---------- Data provided

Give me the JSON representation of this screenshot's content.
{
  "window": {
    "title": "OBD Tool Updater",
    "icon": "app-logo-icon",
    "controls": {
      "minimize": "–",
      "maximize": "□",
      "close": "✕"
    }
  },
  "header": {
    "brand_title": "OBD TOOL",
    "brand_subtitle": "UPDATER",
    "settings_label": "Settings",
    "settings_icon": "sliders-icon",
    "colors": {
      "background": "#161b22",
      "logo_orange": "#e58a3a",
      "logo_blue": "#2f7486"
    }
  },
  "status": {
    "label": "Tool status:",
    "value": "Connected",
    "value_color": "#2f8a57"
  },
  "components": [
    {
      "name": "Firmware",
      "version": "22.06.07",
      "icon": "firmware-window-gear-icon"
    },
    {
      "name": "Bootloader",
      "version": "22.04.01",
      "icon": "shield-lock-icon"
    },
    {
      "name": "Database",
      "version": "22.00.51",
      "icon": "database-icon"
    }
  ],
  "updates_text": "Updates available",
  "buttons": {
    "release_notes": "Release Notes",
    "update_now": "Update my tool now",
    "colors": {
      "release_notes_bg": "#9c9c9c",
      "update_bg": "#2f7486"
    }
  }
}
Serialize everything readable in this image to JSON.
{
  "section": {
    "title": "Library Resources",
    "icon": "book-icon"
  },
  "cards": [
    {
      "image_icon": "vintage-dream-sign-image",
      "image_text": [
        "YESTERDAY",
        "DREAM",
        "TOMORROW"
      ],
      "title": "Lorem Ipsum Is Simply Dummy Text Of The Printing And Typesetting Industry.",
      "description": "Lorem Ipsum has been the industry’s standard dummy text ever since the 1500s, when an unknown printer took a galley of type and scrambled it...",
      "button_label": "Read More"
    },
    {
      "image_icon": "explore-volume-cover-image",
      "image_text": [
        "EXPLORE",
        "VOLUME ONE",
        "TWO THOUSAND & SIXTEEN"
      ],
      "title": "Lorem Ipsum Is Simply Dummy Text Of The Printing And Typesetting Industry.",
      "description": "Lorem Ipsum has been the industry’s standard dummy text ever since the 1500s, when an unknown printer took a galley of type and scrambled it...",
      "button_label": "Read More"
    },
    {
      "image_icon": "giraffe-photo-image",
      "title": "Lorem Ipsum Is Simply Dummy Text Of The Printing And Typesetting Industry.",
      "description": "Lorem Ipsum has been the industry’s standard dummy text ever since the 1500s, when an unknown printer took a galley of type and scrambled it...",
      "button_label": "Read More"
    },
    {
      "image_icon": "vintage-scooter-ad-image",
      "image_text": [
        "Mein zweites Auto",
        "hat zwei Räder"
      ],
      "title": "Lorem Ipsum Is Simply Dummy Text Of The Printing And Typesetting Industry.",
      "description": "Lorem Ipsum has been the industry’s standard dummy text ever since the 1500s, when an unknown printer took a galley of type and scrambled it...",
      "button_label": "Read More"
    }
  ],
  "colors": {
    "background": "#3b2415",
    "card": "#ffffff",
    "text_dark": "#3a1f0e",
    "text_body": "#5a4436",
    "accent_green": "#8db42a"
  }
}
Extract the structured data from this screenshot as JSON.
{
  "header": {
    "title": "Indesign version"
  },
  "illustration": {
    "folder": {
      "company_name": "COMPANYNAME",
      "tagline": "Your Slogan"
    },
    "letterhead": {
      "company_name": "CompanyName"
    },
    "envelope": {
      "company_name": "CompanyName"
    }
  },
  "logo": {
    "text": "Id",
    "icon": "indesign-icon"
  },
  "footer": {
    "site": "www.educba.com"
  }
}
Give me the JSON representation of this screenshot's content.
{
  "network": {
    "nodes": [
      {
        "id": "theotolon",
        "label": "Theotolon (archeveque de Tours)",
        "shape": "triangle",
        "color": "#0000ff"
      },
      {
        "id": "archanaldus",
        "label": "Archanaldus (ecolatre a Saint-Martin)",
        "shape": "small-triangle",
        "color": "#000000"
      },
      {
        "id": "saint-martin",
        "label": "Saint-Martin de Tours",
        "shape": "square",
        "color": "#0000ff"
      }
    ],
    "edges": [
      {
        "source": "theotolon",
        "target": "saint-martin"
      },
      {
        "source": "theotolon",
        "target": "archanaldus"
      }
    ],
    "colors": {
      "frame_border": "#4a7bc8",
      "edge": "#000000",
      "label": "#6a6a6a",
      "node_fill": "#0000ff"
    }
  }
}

--------------------

=== Your objective ===
Only lines with the word "vintage" should be collected from the material.

=== Result for this exercise ===
      "image_icon": "vintage-dream-sign-image",
      "image_icon": "vintage-scooter-ad-image",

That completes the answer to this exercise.